Collect each line of the records containing the string "size".

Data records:
╔══

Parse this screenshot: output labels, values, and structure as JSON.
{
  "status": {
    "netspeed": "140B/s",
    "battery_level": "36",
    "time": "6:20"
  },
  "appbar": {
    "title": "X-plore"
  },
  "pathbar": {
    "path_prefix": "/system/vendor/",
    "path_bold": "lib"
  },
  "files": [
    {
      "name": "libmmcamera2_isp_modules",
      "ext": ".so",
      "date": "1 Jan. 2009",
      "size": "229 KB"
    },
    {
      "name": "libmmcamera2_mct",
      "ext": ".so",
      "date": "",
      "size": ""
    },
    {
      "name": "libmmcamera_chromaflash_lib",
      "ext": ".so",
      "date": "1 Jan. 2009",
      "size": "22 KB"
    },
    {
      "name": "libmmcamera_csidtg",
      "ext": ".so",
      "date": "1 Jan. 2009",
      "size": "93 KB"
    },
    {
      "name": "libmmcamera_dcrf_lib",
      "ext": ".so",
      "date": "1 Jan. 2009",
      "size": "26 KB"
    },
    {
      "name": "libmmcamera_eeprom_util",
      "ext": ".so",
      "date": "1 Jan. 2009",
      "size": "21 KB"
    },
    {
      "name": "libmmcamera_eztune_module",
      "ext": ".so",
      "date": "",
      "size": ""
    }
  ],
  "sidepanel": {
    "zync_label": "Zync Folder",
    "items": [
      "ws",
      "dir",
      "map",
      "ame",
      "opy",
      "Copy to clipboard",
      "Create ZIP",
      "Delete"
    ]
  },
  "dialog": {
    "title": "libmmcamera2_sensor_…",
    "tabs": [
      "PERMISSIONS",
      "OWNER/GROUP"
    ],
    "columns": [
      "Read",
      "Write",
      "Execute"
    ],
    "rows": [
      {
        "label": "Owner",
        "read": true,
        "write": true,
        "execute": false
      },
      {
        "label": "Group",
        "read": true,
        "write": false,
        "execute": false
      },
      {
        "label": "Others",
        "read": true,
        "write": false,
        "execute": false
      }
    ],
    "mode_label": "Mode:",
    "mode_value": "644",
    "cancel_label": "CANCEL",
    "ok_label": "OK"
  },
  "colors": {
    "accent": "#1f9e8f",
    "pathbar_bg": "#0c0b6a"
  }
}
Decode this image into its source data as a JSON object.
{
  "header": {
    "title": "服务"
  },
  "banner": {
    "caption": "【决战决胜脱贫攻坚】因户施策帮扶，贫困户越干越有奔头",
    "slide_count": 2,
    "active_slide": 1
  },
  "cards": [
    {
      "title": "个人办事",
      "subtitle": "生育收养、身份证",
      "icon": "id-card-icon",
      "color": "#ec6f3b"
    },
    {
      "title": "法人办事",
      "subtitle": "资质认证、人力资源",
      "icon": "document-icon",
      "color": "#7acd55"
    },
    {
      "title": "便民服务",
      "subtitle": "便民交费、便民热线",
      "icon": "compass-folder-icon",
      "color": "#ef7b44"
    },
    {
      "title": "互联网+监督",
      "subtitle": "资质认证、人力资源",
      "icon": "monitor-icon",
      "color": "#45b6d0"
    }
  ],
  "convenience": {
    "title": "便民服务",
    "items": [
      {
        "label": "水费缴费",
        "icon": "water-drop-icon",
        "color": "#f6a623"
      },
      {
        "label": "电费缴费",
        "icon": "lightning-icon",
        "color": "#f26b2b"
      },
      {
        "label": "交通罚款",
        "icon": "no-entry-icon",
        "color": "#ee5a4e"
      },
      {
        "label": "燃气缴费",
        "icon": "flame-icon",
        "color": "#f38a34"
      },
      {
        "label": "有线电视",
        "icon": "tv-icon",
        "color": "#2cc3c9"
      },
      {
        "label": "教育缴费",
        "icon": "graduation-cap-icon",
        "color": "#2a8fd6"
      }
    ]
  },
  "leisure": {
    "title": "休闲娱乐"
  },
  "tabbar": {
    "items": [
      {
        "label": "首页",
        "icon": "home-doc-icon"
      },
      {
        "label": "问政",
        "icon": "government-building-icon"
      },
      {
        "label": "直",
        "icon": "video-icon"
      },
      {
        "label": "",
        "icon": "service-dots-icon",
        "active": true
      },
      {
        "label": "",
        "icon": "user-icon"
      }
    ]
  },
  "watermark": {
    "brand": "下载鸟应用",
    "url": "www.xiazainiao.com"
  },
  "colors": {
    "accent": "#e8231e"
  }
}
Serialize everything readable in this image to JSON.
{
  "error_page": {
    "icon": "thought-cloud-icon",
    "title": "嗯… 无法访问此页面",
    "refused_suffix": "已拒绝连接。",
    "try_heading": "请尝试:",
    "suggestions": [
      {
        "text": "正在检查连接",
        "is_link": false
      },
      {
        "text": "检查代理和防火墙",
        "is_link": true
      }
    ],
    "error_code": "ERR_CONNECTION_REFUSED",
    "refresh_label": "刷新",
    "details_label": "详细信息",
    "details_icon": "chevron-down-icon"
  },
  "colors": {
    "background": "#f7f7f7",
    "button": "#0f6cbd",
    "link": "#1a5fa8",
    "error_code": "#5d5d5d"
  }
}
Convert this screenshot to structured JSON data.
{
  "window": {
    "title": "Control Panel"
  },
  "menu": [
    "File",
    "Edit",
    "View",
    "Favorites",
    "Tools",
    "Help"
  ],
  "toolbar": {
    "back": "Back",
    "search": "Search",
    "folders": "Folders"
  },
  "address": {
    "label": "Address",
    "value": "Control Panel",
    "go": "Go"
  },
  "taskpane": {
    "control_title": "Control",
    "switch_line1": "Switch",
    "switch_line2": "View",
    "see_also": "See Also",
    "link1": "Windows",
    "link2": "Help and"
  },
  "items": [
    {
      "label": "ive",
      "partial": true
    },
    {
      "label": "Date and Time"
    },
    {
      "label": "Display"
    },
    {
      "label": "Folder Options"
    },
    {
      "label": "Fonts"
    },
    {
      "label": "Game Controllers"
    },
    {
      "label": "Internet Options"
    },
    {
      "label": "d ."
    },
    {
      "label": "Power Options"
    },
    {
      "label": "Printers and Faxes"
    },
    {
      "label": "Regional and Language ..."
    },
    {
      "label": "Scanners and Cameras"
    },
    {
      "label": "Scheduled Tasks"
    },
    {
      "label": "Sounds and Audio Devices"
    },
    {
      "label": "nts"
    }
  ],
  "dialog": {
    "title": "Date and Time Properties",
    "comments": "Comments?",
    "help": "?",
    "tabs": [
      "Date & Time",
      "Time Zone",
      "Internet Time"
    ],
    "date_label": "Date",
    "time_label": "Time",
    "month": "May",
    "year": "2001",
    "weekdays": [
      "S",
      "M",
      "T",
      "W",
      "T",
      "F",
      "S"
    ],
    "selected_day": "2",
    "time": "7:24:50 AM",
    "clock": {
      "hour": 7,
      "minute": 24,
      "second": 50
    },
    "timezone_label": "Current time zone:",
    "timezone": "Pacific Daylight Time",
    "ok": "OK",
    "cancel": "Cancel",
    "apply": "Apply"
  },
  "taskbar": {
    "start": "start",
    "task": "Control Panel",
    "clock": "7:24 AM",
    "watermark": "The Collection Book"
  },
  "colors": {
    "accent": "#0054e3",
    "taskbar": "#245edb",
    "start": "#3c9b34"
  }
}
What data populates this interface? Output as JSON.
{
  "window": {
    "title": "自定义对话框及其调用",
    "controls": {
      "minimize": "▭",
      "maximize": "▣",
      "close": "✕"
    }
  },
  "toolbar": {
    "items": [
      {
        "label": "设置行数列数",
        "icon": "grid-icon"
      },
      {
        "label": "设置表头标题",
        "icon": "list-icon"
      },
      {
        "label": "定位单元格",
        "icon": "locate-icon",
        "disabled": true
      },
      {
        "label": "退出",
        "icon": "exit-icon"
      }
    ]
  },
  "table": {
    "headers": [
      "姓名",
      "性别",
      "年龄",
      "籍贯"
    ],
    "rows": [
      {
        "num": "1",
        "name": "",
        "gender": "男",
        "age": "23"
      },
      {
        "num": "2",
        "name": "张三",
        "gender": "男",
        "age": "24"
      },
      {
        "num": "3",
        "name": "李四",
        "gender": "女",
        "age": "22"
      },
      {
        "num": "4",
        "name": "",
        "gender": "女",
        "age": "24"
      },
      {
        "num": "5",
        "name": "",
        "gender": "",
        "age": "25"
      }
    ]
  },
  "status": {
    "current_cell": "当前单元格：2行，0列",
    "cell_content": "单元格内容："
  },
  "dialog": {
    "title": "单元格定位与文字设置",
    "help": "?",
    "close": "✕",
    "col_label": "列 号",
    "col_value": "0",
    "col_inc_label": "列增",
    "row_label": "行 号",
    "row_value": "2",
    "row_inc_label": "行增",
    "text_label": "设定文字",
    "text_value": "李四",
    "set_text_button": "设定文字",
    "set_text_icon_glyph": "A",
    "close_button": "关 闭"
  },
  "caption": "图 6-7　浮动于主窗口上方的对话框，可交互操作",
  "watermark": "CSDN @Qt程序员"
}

╚══

EXPECTED OUTPUT
      "size": "229 KB"
      "size": ""
      "size": "22 KB"
      "size": "93 KB"
      "size": "26 KB"
      "size": "21 KB"
      "size": ""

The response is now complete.